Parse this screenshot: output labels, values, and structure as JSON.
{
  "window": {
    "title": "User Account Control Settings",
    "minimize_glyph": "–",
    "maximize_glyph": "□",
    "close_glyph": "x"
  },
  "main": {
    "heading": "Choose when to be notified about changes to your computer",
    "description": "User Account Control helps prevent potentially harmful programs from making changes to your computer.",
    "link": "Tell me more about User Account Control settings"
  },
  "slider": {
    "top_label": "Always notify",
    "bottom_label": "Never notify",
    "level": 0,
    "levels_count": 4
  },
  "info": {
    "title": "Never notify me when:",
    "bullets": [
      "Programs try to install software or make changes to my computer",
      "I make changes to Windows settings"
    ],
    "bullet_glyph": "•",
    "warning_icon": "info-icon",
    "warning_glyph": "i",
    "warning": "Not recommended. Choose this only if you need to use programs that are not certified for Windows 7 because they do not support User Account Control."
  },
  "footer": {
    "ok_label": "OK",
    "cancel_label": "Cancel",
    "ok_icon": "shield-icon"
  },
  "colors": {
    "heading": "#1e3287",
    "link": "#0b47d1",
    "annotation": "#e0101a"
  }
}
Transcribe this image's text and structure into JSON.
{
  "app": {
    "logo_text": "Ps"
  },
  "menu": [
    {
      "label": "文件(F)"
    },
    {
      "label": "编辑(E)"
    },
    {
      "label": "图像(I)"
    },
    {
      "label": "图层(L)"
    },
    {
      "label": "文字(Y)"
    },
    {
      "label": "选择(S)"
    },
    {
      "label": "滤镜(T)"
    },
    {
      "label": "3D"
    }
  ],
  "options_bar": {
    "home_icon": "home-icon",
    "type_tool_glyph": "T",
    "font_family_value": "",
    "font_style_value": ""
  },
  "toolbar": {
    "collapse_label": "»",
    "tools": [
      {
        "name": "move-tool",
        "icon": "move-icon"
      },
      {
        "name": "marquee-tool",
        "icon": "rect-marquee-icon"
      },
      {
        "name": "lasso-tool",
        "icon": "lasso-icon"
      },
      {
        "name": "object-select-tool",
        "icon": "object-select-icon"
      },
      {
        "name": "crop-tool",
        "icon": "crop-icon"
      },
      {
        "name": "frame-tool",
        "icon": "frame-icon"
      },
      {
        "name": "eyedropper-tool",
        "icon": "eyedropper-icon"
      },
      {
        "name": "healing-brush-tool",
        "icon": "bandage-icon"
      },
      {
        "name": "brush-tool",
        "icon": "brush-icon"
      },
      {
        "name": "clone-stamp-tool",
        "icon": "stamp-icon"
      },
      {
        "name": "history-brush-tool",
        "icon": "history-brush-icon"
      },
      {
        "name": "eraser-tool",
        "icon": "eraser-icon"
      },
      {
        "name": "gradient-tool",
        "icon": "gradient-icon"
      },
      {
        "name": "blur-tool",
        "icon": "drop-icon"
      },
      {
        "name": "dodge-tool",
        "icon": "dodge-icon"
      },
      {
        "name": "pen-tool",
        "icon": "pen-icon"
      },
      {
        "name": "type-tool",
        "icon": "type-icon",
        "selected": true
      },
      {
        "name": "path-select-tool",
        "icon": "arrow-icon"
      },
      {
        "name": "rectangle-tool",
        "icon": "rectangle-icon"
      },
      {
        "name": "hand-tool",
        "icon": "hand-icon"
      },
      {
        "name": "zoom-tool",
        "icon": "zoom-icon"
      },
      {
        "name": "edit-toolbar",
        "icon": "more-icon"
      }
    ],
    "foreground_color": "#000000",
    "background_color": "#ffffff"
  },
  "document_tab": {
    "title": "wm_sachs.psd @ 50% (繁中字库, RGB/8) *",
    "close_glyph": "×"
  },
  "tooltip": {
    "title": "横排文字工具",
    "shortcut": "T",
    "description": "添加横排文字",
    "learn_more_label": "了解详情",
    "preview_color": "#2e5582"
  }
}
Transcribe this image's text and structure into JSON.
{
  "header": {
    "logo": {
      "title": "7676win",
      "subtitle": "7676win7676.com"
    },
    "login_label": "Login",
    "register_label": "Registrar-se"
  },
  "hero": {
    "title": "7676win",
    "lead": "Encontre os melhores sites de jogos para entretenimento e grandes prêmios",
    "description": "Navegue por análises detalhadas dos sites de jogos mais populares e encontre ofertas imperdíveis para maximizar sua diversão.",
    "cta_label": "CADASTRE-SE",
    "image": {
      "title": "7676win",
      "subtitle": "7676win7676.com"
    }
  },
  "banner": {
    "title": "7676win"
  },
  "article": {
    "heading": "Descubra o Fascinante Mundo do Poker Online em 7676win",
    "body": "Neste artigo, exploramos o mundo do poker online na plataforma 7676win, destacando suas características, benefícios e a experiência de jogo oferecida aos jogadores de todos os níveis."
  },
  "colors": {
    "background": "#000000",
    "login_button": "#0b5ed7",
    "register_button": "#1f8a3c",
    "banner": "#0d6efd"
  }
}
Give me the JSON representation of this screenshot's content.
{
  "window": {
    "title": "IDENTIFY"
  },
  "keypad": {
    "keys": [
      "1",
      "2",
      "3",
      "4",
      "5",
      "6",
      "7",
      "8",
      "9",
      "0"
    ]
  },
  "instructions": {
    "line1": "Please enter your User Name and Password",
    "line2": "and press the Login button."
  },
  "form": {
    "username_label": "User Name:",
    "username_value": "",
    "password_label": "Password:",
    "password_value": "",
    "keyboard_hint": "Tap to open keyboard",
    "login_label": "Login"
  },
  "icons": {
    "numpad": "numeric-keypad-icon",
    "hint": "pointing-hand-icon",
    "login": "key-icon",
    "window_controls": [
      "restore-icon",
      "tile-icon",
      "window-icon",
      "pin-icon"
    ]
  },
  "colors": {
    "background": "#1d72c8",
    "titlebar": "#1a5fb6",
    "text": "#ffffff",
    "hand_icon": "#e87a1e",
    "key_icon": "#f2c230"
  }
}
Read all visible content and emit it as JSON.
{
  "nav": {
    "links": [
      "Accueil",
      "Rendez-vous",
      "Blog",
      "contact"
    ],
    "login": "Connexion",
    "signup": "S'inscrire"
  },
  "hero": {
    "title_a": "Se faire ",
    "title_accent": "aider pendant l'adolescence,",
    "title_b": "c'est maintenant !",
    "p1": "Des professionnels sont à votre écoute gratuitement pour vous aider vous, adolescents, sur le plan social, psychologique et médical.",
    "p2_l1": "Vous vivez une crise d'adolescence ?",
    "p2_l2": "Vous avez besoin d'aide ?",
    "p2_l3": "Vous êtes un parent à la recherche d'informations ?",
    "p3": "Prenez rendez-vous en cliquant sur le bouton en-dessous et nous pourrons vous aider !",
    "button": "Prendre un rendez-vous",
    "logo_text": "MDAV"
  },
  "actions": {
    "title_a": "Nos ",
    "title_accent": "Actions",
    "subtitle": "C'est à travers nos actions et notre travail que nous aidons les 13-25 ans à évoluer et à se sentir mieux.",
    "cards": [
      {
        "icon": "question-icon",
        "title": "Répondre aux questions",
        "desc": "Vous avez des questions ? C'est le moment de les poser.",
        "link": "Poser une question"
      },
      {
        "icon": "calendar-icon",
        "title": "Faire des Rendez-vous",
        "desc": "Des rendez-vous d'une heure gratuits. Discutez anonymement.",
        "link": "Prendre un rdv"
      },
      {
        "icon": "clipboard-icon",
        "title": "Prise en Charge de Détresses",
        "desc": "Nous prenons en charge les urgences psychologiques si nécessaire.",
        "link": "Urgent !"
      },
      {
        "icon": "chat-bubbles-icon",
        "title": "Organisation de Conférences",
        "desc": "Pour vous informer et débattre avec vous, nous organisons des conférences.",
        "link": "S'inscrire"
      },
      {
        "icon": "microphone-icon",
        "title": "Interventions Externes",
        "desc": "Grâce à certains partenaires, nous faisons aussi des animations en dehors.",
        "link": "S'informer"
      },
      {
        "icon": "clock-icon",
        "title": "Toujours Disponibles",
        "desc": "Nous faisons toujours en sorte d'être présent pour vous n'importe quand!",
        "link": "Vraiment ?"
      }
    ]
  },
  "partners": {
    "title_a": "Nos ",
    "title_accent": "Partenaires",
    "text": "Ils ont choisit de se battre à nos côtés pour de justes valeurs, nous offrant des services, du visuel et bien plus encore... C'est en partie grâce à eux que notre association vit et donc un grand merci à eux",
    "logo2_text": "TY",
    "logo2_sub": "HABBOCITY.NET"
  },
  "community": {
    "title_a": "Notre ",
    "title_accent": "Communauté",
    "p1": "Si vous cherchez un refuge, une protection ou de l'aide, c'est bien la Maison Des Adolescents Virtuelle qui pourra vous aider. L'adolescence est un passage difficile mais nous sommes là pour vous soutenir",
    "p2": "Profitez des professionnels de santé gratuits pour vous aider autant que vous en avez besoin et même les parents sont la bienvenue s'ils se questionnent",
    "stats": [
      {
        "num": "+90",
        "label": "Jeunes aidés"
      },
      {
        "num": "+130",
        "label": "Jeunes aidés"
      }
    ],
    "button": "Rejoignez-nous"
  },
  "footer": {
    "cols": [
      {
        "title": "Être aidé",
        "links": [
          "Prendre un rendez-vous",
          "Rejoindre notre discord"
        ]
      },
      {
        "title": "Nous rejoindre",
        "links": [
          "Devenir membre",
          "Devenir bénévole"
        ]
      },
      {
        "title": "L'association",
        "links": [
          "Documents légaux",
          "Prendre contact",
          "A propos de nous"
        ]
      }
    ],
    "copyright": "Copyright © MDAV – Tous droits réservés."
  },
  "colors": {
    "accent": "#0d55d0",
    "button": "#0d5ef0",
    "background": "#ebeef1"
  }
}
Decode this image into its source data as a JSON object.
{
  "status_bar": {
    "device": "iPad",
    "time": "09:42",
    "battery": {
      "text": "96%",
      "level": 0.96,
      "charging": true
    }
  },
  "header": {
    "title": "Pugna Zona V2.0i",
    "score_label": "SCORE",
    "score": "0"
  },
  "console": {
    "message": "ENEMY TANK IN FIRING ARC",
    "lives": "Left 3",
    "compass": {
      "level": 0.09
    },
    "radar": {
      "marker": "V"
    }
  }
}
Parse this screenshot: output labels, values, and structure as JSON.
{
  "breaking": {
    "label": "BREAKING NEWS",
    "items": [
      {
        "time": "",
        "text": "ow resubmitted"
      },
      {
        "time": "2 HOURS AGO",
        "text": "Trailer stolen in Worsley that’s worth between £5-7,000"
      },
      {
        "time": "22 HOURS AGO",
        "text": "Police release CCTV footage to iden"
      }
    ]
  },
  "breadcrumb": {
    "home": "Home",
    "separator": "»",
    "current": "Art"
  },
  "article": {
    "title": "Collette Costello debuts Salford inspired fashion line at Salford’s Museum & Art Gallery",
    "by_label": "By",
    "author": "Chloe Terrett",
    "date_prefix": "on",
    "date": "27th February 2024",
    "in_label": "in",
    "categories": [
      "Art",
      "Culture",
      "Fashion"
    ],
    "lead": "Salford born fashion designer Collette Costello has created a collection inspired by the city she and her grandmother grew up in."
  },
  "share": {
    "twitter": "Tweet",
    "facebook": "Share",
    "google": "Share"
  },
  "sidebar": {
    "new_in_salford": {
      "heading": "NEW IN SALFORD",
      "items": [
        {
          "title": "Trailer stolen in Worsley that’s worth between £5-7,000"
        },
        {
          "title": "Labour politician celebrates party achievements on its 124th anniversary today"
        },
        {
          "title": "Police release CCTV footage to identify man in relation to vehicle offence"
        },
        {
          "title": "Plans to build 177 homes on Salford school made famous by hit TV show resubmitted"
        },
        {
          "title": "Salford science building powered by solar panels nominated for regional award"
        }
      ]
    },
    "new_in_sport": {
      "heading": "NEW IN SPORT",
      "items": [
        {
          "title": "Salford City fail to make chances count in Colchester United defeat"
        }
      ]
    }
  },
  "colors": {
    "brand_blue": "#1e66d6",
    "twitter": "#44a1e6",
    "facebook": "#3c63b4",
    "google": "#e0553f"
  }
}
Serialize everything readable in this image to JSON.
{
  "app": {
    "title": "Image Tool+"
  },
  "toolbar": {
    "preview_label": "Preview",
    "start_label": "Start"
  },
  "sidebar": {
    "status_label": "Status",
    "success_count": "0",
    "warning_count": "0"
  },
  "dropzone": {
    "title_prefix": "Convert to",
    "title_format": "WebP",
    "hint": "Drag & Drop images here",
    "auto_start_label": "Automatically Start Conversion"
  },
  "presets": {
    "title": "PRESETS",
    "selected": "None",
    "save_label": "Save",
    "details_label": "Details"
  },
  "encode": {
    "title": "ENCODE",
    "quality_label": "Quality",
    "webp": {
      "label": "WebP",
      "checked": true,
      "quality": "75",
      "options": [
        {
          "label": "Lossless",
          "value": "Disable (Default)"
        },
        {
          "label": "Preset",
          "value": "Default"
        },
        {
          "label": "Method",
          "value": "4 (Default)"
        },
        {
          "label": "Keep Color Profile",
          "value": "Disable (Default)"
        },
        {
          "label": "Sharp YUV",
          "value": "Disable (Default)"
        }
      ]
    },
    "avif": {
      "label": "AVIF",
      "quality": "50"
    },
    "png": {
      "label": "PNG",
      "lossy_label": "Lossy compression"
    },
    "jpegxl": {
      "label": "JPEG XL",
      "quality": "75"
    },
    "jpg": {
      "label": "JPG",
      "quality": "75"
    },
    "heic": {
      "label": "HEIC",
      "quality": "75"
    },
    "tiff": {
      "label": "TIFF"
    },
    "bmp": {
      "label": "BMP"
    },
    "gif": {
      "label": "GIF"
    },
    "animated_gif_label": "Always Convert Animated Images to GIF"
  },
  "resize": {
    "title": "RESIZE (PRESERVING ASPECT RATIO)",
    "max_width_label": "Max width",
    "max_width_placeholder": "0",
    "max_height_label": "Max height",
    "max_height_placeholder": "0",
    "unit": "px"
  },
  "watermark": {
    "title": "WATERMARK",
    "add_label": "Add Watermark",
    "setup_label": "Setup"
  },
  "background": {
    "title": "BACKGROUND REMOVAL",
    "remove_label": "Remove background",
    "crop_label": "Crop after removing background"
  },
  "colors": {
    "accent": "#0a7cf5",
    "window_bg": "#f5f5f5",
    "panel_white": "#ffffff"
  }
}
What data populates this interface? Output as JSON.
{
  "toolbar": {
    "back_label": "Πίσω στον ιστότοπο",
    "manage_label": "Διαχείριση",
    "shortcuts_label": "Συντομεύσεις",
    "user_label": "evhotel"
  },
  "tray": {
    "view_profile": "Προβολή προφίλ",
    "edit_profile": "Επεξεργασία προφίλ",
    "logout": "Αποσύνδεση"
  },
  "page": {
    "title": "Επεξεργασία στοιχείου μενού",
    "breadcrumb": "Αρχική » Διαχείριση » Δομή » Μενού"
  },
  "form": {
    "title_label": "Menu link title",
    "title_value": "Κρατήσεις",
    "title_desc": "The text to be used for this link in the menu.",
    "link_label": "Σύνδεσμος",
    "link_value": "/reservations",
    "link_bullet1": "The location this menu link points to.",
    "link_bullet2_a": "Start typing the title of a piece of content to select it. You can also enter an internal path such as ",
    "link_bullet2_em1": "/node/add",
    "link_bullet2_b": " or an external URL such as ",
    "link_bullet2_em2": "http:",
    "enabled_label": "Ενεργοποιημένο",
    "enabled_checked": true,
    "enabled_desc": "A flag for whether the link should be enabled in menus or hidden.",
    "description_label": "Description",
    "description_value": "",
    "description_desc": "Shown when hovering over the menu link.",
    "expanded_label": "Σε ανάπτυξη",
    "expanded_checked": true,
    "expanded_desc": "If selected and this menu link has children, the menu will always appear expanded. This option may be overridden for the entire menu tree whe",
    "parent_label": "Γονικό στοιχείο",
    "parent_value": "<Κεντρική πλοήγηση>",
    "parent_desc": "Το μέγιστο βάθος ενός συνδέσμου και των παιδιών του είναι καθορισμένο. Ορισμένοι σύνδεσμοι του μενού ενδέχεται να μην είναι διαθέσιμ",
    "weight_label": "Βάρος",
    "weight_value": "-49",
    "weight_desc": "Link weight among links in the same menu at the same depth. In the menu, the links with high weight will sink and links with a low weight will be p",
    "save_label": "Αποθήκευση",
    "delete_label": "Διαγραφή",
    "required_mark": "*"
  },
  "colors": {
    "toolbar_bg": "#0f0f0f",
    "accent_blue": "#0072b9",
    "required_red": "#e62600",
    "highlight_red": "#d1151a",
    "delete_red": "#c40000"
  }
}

* * * *

Show the lines where the word "ffffff" appears in the entries.

• Finished task
    "background_color": "#ffffff"
    "text": "#ffffff",
    "panel_white": "#ffffff"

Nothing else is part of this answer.